* [To do] Write out the records again, exactly, leaving none out.

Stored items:
>> begin

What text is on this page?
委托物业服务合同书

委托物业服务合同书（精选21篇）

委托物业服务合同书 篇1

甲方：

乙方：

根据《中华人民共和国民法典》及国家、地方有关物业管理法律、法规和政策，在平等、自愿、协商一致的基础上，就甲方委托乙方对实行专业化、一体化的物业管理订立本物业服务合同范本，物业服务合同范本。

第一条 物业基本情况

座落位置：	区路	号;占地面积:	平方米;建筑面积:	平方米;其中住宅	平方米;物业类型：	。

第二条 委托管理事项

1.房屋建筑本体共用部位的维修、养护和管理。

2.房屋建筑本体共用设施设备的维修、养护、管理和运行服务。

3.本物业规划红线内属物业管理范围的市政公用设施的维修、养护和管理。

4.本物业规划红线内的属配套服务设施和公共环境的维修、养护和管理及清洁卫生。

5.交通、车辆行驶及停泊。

>> end

* [Response to the task]
What text is on this page?
委托物业服务合同书

委托物业服务合同书（精选21篇）

委托物业服务合同书 篇1

甲方：

乙方：

根据《中华人民共和国民法典》及国家、地方有关物业管理法律、法规和政策，在平等、自愿、协商一致的基础上，就甲方委托乙方对实行专业化、一体化的物业管理订立本物业服务合同范本，物业服务合同范本。

第一条 物业基本情况

座落位置：	区路	号;占地面积:	平方米;建筑面积:	平方米;其中住宅	平方米;物业类型：	。

第二条 委托管理事项

1.房屋建筑本体共用部位的维修、养护和管理。

2.房屋建筑本体共用设施设备的维修、养护、管理和运行服务。

3.本物业规划红线内属物业管理范围的市政公用设施的维修、养护和管理。

4.本物业规划红线内的属配套服务设施和公共环境的维修、养护和管理及清洁卫生。

5.交通、车辆行驶及停泊。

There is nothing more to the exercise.